-- BEGIN --
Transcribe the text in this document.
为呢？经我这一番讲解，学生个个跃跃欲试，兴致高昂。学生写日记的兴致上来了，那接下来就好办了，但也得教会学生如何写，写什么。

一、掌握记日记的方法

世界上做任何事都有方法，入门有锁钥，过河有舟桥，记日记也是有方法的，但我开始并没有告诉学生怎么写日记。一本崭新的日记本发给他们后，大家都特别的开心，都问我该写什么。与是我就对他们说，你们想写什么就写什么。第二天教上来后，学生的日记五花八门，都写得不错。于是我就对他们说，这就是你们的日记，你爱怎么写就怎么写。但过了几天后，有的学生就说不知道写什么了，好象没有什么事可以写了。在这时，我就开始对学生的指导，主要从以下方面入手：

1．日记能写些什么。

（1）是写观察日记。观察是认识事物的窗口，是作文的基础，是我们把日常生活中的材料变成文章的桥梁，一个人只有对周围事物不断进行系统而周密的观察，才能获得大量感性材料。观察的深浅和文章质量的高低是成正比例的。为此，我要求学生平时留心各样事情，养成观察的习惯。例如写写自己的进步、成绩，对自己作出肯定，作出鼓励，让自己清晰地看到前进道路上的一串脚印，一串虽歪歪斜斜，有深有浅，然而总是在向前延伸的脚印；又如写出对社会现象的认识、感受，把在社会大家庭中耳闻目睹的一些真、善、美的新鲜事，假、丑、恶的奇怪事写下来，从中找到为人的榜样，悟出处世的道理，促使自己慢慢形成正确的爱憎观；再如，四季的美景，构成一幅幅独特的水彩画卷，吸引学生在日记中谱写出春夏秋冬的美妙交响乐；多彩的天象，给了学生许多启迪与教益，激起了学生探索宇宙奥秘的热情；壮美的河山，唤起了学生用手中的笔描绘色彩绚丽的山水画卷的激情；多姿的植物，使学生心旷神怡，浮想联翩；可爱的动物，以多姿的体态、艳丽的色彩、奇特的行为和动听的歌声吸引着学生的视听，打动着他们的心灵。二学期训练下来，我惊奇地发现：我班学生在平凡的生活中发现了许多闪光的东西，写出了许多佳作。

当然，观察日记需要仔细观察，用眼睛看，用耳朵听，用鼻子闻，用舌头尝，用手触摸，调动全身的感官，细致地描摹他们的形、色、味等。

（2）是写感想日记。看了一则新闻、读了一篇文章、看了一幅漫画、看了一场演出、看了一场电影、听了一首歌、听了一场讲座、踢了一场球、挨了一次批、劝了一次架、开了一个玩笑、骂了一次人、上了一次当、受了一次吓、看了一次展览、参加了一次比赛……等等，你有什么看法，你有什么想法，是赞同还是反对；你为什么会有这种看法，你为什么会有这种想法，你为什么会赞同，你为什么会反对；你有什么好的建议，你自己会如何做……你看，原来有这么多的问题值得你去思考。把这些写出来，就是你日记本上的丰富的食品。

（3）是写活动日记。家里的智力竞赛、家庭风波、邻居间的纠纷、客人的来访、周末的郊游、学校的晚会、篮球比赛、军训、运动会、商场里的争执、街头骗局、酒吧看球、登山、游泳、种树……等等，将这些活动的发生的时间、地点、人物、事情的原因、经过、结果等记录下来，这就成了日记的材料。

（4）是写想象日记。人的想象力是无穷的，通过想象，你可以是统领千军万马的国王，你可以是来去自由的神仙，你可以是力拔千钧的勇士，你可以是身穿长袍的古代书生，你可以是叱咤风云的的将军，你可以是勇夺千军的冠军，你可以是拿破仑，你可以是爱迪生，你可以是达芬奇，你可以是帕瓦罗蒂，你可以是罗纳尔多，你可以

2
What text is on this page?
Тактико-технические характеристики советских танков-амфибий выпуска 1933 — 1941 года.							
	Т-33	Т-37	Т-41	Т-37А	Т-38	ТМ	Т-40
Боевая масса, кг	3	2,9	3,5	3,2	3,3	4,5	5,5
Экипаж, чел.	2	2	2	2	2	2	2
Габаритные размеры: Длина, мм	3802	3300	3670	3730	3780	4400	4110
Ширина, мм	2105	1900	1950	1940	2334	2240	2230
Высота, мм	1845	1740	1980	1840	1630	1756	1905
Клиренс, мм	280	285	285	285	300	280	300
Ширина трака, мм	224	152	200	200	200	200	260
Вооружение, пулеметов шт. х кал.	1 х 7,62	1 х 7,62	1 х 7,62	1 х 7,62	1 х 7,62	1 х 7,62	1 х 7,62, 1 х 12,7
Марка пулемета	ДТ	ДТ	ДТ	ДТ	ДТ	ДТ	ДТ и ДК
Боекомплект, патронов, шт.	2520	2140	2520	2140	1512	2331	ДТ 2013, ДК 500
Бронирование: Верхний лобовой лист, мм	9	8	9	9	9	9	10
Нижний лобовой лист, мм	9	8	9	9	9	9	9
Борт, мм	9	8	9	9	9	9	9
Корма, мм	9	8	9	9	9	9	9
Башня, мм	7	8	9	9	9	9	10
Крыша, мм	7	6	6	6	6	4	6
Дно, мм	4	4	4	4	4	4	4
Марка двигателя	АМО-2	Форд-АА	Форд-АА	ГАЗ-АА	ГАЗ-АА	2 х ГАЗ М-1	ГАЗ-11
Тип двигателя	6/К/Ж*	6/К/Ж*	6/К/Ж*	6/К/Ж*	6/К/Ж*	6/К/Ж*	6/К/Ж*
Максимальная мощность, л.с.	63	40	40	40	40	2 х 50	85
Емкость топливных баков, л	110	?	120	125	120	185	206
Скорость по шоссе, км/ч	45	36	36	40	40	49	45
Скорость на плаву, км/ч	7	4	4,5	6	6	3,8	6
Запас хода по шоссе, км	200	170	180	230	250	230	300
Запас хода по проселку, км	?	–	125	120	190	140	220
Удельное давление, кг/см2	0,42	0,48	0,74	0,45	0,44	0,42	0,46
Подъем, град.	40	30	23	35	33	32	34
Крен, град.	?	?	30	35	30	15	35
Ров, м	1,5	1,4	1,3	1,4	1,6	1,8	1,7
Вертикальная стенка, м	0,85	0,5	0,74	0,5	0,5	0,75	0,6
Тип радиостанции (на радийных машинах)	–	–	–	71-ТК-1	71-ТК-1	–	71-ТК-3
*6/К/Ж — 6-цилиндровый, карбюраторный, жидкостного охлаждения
-- END --
Transcribe the entire listing above precisely.

EXERCISE OUTPUT:
Transcribe the text in this document.
为呢？经我这一番讲解，学生个个跃跃欲试，兴致高昂。学生写日记的兴致上来了，那接下来就好办了，但也得教会学生如何写，写什么。

一、掌握记日记的方法

世界上做任何事都有方法，入门有锁钥，过河有舟桥，记日记也是有方法的，但我开始并没有告诉学生怎么写日记。一本崭新的日记本发给他们后，大家都特别的开心，都问我该写什么。与是我就对他们说，你们想写什么就写什么。第二天教上来后，学生的日记五花八门，都写得不错。于是我就对他们说，这就是你们的日记，你爱怎么写就怎么写。但过了几天后，有的学生就说不知道写什么了，好象没有什么事可以写了。在这时，我就开始对学生的指导，主要从以下方面入手：

1．日记能写些什么。

（1）是写观察日记。观察是认识事物的窗口，是作文的基础，是我们把日常生活中的材料变成文章的桥梁，一个人只有对周围事物不断进行系统而周密的观察，才能获得大量感性材料。观察的深浅和文章质量的高低是成正比例的。为此，我要求学生平时留心各样事情，养成观察的习惯。例如写写自己的进步、成绩，对自己作出肯定，作出鼓励，让自己清晰地看到前进道路上的一串脚印，一串虽歪歪斜斜，有深有浅，然而总是在向前延伸的脚印；又如写出对社会现象的认识、感受，把在社会大家庭中耳闻目睹的一些真、善、美的新鲜事，假、丑、恶的奇怪事写下来，从中找到为人的榜样，悟出处世的道理，促使自己慢慢形成正确的爱憎观；再如，四季的美景，构成一幅幅独特的水彩画卷，吸引学生在日记中谱写出春夏秋冬的美妙交响乐；多彩的天象，给了学生许多启迪与教益，激起了学生探索宇宙奥秘的热情；壮美的河山，唤起了学生用手中的笔描绘色彩绚丽的山水画卷的激情；多姿的植物，使学生心旷神怡，浮想联翩；可爱的动物，以多姿的体态、艳丽的色彩、奇特的行为和动听的歌声吸引着学生的视听，打动着他们的心灵。二学期训练下来，我惊奇地发现：我班学生在平凡的生活中发现了许多闪光的东西，写出了许多佳作。

当然，观察日记需要仔细观察，用眼睛看，用耳朵听，用鼻子闻，用舌头尝，用手触摸，调动全身的感官，细致地描摹他们的形、色、味等。

（2）是写感想日记。看了一则新闻、读了一篇文章、看了一幅漫画、看了一场演出、看了一场电影、听了一首歌、听了一场讲座、踢了一场球、挨了一次批、劝了一次架、开了一个玩笑、骂了一次人、上了一次当、受了一次吓、看了一次展览、参加了一次比赛……等等，你有什么看法，你有什么想法，是赞同还是反对；你为什么会有这种看法，你为什么会有这种想法，你为什么会赞同，你为什么会反对；你有什么好的建议，你自己会如何做……你看，原来有这么多的问题值得你去思考。把这些写出来，就是你日记本上的丰富的食品。

（3）是写活动日记。家里的智力竞赛、家庭风波、邻居间的纠纷、客人的来访、周末的郊游、学校的晚会、篮球比赛、军训、运动会、商场里的争执、街头骗局、酒吧看球、登山、游泳、种树……等等，将这些活动的发生的时间、地点、人物、事情的原因、经过、结果等记录下来，这就成了日记的材料。

（4）是写想象日记。人的想象力是无穷的，通过想象，你可以是统领千军万马的国王，你可以是来去自由的神仙，你可以是力拔千钧的勇士，你可以是身穿长袍的古代书生，你可以是叱咤风云的的将军，你可以是勇夺千军的冠军，你可以是拿破仑，你可以是爱迪生，你可以是达芬奇，你可以是帕瓦罗蒂，你可以是罗纳尔多，你可以

2
What text is on this page?
Тактико-технические характеристики советских танков-амфибий выпуска 1933 — 1941 года.							
	Т-33	Т-37	Т-41	Т-37А	Т-38	ТМ	Т-40
Боевая масса, кг	3	2,9	3,5	3,2	3,3	4,5	5,5
Экипаж, чел.	2	2	2	2	2	2	2
Габаритные размеры: Длина, мм	3802	3300	3670	3730	3780	4400	4110
Ширина, мм	2105	1900	1950	1940	2334	2240	2230
Высота, мм	1845	1740	1980	1840	1630	1756	1905
Клиренс, мм	280	285	285	285	300	280	300
Ширина трака, мм	224	152	200	200	200	200	260
Вооружение, пулеметов шт. х кал.	1 х 7,62	1 х 7,62	1 х 7,62	1 х 7,62	1 х 7,62	1 х 7,62	1 х 7,62, 1 х 12,7
Марка пулемета	ДТ	ДТ	ДТ	ДТ	ДТ	ДТ	ДТ и ДК
Боекомплект, патронов, шт.	2520	2140	2520	2140	1512	2331	ДТ 2013, ДК 500
Бронирование: Верхний лобовой лист, мм	9	8	9	9	9	9	10
Нижний лобовой лист, мм	9	8	9	9	9	9	9
Борт, мм	9	8	9	9	9	9	9
Корма, мм	9	8	9	9	9	9	9
Башня, мм	7	8	9	9	9	9	10
Крыша, мм	7	6	6	6	6	4	6
Дно, мм	4	4	4	4	4	4	4
Марка двигателя	АМО-2	Форд-АА	Форд-АА	ГАЗ-АА	ГАЗ-АА	2 х ГАЗ М-1	ГАЗ-11
Тип двигателя	6/К/Ж*	6/К/Ж*	6/К/Ж*	6/К/Ж*	6/К/Ж*	6/К/Ж*	6/К/Ж*
Максимальная мощность, л.с.	63	40	40	40	40	2 х 50	85
Емкость топливных баков, л	110	?	120	125	120	185	206
Скорость по шоссе, км/ч	45	36	36	40	40	49	45
Скорость на плаву, км/ч	7	4	4,5	6	6	3,8	6
Запас хода по шоссе, км	200	170	180	230	250	230	300
Запас хода по проселку, км	?	–	125	120	190	140	220
Удельное давление, кг/см2	0,42	0,48	0,74	0,45	0,44	0,42	0,46
Подъем, град.	40	30	23	35	33	32	34
Крен, град.	?	?	30	35	30	15	35
Ров, м	1,5	1,4	1,3	1,4	1,6	1,8	1,7
Вертикальная стенка, м	0,85	0,5	0,74	0,5	0,5	0,75	0,6
Тип радиостанции (на радийных машинах)	–	–	–	71-ТК-1	71-ТК-1	–	71-ТК-3
*6/К/Ж — 6-цилиндровый, карбюраторный, жидкостного охлаждения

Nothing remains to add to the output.